> [Task] Work out how many lines of the material below mention the word "ylabel"; reply with the number only.

> [Provided information]
====

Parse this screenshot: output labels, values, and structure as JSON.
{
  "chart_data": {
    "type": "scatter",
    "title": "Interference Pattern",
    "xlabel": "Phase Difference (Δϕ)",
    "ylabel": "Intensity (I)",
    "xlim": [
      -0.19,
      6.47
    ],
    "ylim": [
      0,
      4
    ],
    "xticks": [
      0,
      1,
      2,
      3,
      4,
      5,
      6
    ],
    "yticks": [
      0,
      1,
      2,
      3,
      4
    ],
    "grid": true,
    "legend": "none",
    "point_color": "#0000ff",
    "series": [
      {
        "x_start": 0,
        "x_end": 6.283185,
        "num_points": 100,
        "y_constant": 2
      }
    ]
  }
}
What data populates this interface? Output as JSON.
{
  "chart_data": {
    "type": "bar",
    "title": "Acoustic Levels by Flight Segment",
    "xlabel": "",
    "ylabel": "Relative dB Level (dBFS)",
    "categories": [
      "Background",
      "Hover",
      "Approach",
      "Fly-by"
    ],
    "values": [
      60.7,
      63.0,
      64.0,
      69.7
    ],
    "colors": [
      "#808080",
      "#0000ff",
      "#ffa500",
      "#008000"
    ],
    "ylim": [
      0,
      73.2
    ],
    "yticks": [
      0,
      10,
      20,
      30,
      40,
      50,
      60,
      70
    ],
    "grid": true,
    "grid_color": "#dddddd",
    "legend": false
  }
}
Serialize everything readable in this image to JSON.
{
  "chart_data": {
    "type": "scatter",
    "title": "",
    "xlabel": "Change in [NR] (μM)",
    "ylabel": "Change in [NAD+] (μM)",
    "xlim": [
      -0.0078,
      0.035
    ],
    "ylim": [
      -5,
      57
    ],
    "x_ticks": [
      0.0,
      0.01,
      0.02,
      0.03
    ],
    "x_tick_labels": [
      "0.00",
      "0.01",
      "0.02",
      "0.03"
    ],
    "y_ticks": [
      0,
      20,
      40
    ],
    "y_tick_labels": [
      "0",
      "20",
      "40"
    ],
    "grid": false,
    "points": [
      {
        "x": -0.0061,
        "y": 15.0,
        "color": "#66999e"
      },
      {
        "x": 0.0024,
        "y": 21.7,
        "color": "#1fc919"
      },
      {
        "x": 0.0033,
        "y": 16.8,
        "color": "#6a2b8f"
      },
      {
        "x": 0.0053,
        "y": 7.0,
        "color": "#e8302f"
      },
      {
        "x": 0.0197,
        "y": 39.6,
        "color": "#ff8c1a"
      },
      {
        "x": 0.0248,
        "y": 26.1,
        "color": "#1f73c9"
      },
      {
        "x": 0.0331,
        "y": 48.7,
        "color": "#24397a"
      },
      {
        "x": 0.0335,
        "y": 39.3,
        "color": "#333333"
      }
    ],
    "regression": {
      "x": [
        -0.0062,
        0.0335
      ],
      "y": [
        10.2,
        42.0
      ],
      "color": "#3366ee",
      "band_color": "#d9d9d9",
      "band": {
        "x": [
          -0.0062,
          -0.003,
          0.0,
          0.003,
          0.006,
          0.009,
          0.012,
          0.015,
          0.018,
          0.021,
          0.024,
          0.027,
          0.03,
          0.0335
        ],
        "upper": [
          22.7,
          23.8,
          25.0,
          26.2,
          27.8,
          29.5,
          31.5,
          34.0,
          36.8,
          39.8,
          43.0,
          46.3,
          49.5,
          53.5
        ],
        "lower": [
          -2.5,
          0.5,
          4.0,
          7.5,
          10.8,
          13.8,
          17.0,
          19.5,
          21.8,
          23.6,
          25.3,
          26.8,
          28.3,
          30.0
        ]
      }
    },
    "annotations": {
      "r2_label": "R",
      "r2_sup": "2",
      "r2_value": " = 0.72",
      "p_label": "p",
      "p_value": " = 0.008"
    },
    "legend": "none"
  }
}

====

> [Response for this exercise] 3